• STATED PROBLEM
Scan the data beneath this task and copy each line that includes "process".

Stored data
----------
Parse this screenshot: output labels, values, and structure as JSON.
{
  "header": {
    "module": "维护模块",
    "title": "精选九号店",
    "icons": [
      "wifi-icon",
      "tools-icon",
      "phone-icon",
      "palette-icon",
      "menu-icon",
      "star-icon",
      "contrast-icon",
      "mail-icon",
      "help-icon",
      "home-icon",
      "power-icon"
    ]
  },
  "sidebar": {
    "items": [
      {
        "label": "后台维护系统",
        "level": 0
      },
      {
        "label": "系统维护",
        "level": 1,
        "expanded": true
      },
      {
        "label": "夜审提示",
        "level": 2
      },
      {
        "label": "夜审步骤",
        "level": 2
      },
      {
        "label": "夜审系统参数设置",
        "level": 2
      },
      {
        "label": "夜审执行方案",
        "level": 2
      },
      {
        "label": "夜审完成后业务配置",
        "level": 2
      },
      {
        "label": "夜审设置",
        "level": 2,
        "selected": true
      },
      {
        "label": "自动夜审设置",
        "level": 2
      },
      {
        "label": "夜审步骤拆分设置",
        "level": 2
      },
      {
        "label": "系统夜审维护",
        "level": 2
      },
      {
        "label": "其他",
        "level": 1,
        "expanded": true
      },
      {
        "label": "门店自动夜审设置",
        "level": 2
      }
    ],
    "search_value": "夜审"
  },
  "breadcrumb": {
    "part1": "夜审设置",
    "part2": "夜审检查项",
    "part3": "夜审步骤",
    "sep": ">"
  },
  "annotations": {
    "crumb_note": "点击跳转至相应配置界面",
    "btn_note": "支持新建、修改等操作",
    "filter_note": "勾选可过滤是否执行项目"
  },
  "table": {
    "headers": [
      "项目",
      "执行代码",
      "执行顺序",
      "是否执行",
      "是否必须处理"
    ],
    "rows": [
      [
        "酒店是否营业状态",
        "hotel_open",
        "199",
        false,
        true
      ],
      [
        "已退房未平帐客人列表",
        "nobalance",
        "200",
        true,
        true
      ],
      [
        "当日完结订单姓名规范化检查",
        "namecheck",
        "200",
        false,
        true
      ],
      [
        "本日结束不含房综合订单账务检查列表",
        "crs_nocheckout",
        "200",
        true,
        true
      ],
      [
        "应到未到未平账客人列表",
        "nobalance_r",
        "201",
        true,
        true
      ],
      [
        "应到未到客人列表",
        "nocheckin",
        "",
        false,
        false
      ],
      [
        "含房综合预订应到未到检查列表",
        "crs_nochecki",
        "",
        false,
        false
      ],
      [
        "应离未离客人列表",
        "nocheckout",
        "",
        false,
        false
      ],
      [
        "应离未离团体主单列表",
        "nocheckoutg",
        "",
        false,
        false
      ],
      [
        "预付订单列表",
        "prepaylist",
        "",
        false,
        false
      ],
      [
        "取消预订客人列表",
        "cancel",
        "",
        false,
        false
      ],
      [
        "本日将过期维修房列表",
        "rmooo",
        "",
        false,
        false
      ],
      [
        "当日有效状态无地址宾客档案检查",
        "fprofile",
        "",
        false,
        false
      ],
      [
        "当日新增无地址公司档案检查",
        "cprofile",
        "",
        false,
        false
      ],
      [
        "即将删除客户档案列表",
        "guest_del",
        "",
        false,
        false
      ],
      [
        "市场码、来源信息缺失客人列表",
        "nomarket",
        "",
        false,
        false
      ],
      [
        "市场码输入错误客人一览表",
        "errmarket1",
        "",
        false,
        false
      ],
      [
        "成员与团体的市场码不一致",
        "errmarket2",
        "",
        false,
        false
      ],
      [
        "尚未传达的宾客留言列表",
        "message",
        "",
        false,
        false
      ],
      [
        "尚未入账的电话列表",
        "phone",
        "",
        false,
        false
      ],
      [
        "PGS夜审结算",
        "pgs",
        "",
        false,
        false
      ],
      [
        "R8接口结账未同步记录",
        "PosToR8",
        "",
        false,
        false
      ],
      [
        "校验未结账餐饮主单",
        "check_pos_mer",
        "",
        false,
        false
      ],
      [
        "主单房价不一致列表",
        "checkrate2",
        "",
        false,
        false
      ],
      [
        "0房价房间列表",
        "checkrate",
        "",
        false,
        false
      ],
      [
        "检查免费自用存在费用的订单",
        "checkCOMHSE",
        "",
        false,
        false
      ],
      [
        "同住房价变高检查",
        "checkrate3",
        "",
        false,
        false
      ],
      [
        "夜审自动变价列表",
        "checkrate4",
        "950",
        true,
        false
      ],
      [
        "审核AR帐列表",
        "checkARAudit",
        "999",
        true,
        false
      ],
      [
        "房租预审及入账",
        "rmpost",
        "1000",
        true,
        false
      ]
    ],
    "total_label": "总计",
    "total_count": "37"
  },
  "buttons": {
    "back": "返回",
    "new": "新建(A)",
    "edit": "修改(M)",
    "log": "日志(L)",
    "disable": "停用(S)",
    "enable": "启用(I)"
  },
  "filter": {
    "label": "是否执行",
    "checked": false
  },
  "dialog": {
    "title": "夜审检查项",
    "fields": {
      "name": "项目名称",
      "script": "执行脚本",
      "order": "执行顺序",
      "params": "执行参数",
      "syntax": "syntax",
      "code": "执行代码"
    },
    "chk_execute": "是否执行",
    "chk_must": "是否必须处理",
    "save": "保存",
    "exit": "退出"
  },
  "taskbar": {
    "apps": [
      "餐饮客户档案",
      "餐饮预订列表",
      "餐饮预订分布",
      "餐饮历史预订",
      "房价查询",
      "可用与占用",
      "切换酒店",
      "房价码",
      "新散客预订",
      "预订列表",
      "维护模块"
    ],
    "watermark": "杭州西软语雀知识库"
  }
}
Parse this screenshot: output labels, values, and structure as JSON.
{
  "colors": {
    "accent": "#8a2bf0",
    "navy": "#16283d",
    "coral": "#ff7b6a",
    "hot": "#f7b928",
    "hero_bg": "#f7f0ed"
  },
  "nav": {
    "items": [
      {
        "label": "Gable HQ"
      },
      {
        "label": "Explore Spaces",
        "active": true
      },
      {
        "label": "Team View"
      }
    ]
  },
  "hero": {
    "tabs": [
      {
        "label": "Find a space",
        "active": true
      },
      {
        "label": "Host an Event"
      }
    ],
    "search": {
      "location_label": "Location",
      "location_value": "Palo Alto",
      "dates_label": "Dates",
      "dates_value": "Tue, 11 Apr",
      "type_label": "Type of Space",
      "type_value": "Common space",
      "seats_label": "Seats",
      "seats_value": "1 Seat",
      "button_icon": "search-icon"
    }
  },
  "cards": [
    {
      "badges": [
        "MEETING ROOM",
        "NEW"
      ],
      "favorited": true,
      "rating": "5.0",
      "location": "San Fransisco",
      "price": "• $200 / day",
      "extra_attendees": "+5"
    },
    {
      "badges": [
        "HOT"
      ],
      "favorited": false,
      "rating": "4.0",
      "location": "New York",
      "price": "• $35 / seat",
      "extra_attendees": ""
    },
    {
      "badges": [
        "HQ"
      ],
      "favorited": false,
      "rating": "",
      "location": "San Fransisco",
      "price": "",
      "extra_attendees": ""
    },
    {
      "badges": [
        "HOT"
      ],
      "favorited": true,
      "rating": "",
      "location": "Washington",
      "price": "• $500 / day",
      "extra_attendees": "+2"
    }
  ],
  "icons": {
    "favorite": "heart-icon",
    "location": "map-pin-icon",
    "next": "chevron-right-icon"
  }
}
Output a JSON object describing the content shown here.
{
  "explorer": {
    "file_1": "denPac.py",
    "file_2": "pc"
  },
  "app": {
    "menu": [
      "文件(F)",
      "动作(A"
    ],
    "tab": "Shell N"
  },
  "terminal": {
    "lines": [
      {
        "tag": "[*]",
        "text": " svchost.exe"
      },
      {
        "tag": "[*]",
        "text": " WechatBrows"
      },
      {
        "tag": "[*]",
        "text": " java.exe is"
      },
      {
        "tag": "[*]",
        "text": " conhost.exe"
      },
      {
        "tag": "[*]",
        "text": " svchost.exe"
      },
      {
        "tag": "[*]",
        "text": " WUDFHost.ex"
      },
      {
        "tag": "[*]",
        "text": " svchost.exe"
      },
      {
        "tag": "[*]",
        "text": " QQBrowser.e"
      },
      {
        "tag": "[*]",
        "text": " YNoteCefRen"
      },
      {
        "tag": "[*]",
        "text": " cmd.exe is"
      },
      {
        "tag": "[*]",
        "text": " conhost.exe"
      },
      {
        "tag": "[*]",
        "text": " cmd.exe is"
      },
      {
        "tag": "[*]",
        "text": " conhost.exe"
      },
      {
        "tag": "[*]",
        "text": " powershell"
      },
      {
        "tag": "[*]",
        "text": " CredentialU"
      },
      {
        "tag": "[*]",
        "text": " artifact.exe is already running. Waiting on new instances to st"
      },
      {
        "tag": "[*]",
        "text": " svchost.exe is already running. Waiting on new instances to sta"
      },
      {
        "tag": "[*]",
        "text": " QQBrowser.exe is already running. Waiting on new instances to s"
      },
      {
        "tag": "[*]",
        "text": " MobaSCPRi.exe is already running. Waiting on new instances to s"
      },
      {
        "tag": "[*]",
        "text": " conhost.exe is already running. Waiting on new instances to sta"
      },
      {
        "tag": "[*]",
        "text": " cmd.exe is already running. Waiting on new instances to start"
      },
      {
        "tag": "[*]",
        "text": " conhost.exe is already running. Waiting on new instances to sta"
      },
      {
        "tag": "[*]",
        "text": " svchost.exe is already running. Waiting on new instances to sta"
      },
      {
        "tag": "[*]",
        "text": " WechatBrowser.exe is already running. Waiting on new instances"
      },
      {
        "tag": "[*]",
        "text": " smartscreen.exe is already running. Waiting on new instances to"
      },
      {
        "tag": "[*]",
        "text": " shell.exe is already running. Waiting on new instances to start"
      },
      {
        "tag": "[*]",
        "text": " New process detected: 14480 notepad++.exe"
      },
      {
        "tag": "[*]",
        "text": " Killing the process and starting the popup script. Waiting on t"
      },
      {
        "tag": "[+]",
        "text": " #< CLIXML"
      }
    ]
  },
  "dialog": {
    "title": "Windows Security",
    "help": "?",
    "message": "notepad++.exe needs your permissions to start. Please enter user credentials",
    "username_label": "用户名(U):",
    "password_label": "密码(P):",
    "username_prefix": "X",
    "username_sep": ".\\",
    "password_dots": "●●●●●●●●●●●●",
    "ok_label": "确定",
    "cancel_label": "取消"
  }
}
----------
• ANSWER BELOW
        "text": " New process detected: 14480 notepad++.exe"
        "text": " Killing the process and starting the popup script. Waiting on t"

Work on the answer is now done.